TASK DETAILS: Extract all of the rows below and reproduce each one verbatim, without changing a single character.
-- begin DATA LISTING --
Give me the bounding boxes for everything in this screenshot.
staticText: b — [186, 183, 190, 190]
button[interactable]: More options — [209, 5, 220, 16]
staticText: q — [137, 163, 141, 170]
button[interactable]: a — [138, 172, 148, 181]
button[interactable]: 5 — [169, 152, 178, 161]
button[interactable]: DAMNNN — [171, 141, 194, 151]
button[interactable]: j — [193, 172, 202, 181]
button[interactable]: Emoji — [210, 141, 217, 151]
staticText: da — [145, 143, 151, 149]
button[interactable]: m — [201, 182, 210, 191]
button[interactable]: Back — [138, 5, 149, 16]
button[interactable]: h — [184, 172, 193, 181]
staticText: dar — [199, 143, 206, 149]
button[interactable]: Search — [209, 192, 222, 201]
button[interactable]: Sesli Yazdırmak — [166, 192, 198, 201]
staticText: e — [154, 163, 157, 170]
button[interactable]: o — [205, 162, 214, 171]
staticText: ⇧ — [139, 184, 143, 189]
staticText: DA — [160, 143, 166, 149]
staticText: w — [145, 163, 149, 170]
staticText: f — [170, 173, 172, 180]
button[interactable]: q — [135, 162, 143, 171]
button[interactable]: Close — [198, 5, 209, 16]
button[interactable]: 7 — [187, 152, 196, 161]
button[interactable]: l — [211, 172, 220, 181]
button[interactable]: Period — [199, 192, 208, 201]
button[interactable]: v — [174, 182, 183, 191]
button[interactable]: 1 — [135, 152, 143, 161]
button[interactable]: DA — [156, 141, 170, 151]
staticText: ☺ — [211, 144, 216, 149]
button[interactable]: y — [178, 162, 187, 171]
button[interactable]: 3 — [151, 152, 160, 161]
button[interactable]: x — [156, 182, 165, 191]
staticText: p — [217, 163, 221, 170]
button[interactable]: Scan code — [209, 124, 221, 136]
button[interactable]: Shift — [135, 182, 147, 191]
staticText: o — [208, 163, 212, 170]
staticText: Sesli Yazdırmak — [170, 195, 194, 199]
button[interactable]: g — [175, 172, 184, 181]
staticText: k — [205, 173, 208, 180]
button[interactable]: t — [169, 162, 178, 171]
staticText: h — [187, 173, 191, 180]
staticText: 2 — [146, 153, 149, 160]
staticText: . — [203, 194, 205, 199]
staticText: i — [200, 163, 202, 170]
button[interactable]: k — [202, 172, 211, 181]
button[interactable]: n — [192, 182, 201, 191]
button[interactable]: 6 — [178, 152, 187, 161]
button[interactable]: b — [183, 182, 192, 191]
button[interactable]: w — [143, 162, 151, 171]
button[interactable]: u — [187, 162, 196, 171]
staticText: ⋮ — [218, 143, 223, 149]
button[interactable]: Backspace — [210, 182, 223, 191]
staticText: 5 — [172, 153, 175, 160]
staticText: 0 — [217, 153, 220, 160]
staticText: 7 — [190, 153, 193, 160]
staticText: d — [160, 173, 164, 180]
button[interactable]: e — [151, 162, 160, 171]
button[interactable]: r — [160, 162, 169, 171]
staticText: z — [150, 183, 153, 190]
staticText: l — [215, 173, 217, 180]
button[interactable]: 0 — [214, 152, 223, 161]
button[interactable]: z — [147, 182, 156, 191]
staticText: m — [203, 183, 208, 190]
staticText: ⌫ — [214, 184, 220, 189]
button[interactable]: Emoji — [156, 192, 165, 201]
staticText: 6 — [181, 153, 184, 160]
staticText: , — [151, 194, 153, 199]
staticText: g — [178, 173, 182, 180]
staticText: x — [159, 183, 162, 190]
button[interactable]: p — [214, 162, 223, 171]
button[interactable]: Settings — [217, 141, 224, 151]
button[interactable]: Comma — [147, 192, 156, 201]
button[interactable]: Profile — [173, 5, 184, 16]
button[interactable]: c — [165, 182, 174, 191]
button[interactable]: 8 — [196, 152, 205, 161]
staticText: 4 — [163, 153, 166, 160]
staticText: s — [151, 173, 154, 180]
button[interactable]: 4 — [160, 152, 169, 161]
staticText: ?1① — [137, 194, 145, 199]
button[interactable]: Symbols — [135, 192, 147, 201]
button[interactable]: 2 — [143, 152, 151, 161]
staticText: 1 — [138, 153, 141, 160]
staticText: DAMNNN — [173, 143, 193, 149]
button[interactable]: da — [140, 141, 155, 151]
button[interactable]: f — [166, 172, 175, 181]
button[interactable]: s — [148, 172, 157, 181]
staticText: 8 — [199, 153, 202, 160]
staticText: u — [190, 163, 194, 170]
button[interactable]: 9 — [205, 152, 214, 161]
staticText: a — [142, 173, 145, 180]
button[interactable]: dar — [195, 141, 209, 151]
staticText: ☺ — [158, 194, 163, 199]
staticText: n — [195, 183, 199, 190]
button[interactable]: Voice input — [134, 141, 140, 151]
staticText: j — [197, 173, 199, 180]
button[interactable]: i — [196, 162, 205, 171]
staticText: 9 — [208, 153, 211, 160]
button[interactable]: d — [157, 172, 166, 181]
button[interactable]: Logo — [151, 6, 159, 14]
-- end DATA LISTING --
REPLY TO THE EXERCISE:
Give me the bounding boxes for everything in this screenshot.
staticText: b — [186, 183, 190, 190]
button[interactable]: More options — [209, 5, 220, 16]
staticText: q — [137, 163, 141, 170]
button[interactable]: a — [138, 172, 148, 181]
button[interactable]: 5 — [169, 152, 178, 161]
button[interactable]: DAMNNN — [171, 141, 194, 151]
button[interactable]: j — [193, 172, 202, 181]
button[interactable]: Emoji — [210, 141, 217, 151]
staticText: da — [145, 143, 151, 149]
button[interactable]: m — [201, 182, 210, 191]
button[interactable]: Back — [138, 5, 149, 16]
button[interactable]: h — [184, 172, 193, 181]
staticText: dar — [199, 143, 206, 149]
button[interactable]: Search — [209, 192, 222, 201]
button[interactable]: Sesli Yazdırmak — [166, 192, 198, 201]
staticText: e — [154, 163, 157, 170]
button[interactable]: o — [205, 162, 214, 171]
staticText: ⇧ — [139, 184, 143, 189]
staticText: DA — [160, 143, 166, 149]
staticText: w — [145, 163, 149, 170]
staticText: f — [170, 173, 172, 180]
button[interactable]: q — [135, 162, 143, 171]
button[interactable]: Close — [198, 5, 209, 16]
button[interactable]: 7 — [187, 152, 196, 161]
button[interactable]: l — [211, 172, 220, 181]
button[interactable]: Period — [199, 192, 208, 201]
button[interactable]: v — [174, 182, 183, 191]
button[interactable]: 1 — [135, 152, 143, 161]
button[interactable]: DA — [156, 141, 170, 151]
staticText: ☺ — [211, 144, 216, 149]
button[interactable]: y — [178, 162, 187, 171]
button[interactable]: 3 — [151, 152, 160, 161]
button[interactable]: x — [156, 182, 165, 191]
staticText: p — [217, 163, 221, 170]
button[interactable]: Scan code — [209, 124, 221, 136]
button[interactable]: Shift — [135, 182, 147, 191]
staticText: o — [208, 163, 212, 170]
staticText: Sesli Yazdırmak — [170, 195, 194, 199]
button[interactable]: g — [175, 172, 184, 181]
staticText: k — [205, 173, 208, 180]
button[interactable]: t — [169, 162, 178, 171]
staticText: h — [187, 173, 191, 180]
staticText: 2 — [146, 153, 149, 160]
staticText: . — [203, 194, 205, 199]
staticText: i — [200, 163, 202, 170]
button[interactable]: k — [202, 172, 211, 181]
button[interactable]: n — [192, 182, 201, 191]
button[interactable]: 6 — [178, 152, 187, 161]
button[interactable]: b — [183, 182, 192, 191]
button[interactable]: w — [143, 162, 151, 171]
button[interactable]: u — [187, 162, 196, 171]
staticText: ⋮ — [218, 143, 223, 149]
button[interactable]: Backspace — [210, 182, 223, 191]
staticText: 5 — [172, 153, 175, 160]
staticText: 0 — [217, 153, 220, 160]
staticText: 7 — [190, 153, 193, 160]
staticText: d — [160, 173, 164, 180]
button[interactable]: e — [151, 162, 160, 171]
button[interactable]: r — [160, 162, 169, 171]
staticText: z — [150, 183, 153, 190]
staticText: l — [215, 173, 217, 180]
button[interactable]: 0 — [214, 152, 223, 161]
button[interactable]: z — [147, 182, 156, 191]
staticText: m — [203, 183, 208, 190]
staticText: ⌫ — [214, 184, 220, 189]
button[interactable]: Emoji — [156, 192, 165, 201]
staticText: 6 — [181, 153, 184, 160]
staticText: , — [151, 194, 153, 199]
staticText: g — [178, 173, 182, 180]
staticText: x — [159, 183, 162, 190]
button[interactable]: p — [214, 162, 223, 171]
button[interactable]: Settings — [217, 141, 224, 151]
button[interactable]: Comma — [147, 192, 156, 201]
button[interactable]: Profile — [173, 5, 184, 16]
button[interactable]: c — [165, 182, 174, 191]
button[interactable]: 8 — [196, 152, 205, 161]
staticText: 4 — [163, 153, 166, 160]
staticText: s — [151, 173, 154, 180]
button[interactable]: 4 — [160, 152, 169, 161]
staticText: ?1① — [137, 194, 145, 199]
button[interactable]: Symbols — [135, 192, 147, 201]
button[interactable]: 2 — [143, 152, 151, 161]
staticText: 1 — [138, 153, 141, 160]
staticText: DAMNNN — [173, 143, 193, 149]
button[interactable]: da — [140, 141, 155, 151]
button[interactable]: f — [166, 172, 175, 181]
button[interactable]: s — [148, 172, 157, 181]
staticText: 8 — [199, 153, 202, 160]
staticText: u — [190, 163, 194, 170]
button[interactable]: 9 — [205, 152, 214, 161]
staticText: a — [142, 173, 145, 180]
button[interactable]: dar — [195, 141, 209, 151]
staticText: ☺ — [158, 194, 163, 199]
staticText: n — [195, 183, 199, 190]
button[interactable]: Voice input — [134, 141, 140, 151]
staticText: j — [197, 173, 199, 180]
button[interactable]: i — [196, 162, 205, 171]
staticText: 9 — [208, 153, 211, 160]
button[interactable]: d — [157, 172, 166, 181]
button[interactable]: Logo — [151, 6, 159, 14]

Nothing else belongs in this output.